- Your objective: Give the number of lines in the records below that include "could". Reply with that number alone.

%%

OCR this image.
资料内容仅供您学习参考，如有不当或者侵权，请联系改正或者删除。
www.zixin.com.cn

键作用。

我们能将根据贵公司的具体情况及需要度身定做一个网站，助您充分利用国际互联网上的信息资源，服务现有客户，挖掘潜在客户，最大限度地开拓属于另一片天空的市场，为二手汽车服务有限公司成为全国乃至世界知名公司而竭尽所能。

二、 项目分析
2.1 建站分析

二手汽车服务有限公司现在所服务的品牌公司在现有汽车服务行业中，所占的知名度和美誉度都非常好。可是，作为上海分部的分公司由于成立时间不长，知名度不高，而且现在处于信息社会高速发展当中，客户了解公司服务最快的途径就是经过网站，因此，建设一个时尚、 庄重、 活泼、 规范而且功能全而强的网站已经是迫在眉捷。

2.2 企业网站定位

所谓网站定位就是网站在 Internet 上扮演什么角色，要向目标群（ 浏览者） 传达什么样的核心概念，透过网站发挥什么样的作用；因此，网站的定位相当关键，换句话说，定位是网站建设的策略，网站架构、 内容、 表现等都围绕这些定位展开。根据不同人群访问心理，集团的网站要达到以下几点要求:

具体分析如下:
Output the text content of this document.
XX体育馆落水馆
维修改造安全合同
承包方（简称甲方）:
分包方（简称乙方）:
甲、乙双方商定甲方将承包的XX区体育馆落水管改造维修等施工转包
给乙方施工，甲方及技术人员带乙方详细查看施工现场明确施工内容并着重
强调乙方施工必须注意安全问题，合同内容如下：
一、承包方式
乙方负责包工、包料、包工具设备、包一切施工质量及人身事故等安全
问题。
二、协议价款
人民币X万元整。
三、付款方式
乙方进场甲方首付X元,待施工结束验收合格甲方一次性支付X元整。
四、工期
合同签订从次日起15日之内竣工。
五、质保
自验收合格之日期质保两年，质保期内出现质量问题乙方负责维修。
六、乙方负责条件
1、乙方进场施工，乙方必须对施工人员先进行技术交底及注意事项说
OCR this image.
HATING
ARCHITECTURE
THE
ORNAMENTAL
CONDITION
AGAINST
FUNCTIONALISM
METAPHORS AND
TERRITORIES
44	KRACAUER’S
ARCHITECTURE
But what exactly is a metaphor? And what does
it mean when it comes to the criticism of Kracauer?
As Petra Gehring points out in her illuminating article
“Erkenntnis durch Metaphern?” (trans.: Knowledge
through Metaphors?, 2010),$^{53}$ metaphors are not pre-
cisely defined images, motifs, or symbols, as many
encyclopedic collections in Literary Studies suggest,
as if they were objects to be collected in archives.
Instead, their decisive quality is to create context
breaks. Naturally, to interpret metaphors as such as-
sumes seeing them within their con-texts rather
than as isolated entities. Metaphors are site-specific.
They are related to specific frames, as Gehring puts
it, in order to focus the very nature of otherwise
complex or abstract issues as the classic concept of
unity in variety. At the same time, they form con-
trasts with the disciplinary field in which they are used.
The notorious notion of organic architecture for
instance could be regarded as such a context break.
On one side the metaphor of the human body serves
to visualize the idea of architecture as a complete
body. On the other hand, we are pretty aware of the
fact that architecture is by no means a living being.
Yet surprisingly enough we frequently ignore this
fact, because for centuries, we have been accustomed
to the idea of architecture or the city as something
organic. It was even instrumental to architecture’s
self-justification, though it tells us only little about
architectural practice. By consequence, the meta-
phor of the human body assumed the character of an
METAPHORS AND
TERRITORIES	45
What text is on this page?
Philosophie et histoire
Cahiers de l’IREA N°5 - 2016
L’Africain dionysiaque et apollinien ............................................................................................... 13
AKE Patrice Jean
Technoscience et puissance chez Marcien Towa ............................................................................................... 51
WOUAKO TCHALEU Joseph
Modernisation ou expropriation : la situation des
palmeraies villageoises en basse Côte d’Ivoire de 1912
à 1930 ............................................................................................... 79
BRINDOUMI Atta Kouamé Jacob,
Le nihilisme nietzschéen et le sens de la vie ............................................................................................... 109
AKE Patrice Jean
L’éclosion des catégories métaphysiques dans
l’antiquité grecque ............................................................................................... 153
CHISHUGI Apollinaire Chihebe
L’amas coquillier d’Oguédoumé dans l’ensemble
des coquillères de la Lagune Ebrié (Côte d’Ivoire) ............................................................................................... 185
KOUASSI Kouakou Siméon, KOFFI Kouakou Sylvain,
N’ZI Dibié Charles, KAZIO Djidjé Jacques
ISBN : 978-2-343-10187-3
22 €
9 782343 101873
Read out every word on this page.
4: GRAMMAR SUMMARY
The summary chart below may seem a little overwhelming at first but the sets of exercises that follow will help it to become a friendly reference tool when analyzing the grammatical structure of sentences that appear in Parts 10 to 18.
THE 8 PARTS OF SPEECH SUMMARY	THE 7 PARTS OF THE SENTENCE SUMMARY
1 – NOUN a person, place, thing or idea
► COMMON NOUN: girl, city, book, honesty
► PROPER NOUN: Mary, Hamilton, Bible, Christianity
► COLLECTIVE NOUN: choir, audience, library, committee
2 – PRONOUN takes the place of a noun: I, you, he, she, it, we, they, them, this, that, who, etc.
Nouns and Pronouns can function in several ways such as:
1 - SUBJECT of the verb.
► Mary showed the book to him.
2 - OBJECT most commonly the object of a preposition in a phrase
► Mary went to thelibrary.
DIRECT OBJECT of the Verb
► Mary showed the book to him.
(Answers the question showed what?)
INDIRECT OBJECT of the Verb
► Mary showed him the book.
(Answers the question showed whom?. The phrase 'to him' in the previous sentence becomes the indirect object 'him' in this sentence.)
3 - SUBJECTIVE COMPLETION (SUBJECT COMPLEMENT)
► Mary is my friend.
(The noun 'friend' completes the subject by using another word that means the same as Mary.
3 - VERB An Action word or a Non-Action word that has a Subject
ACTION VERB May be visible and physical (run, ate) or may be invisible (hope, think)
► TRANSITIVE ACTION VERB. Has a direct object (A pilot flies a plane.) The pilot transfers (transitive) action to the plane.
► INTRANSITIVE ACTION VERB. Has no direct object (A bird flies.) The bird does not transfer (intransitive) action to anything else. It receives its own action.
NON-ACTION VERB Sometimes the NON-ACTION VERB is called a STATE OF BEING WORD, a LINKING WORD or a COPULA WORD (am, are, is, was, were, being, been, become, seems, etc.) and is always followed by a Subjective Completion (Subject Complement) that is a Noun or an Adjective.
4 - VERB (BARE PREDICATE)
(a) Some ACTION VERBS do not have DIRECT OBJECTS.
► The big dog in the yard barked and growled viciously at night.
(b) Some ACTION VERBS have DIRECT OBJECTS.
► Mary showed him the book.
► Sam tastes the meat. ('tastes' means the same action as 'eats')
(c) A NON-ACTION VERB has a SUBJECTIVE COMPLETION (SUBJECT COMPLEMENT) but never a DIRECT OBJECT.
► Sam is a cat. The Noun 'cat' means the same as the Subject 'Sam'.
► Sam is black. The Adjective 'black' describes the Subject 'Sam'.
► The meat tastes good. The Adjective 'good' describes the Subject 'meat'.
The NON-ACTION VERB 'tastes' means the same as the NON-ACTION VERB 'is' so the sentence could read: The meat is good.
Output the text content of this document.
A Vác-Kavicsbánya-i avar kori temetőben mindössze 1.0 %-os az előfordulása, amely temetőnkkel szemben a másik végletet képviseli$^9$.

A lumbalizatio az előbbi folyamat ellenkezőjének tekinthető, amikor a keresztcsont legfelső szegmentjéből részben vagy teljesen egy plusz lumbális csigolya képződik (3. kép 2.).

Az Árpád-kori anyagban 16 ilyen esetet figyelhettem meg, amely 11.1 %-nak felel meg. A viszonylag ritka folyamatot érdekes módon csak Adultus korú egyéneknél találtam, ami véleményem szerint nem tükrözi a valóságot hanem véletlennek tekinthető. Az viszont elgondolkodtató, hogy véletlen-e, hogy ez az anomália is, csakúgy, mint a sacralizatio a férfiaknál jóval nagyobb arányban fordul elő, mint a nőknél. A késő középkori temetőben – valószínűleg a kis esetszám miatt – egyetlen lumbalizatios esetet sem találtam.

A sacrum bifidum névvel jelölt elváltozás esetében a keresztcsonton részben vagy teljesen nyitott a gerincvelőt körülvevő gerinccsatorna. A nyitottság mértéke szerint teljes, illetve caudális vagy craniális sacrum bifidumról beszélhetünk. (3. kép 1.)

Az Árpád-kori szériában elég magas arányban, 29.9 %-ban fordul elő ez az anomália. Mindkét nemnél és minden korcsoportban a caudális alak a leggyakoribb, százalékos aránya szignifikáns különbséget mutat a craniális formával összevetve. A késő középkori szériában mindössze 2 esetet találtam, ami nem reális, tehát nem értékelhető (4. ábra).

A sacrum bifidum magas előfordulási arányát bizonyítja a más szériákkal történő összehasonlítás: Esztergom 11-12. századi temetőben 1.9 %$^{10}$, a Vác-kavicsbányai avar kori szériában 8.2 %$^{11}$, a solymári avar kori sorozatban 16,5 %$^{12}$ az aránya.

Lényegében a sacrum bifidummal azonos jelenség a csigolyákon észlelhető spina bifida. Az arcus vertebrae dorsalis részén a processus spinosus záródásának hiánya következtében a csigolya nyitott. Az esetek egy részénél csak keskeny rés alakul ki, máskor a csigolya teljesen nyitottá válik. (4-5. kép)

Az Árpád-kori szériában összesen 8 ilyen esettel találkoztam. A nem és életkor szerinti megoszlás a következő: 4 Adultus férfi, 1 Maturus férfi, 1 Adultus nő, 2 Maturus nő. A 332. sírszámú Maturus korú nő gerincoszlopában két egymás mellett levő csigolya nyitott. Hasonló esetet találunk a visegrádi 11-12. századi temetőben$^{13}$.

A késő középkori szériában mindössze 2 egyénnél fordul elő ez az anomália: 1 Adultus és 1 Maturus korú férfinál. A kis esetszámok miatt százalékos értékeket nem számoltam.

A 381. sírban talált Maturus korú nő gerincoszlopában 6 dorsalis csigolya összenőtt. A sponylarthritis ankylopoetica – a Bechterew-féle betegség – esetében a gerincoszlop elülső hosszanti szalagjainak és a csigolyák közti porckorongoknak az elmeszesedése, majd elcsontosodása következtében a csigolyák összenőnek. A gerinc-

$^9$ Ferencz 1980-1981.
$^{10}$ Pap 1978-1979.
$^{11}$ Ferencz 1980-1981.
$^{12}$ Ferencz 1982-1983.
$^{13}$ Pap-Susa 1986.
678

%%

- Response to the exercise: 2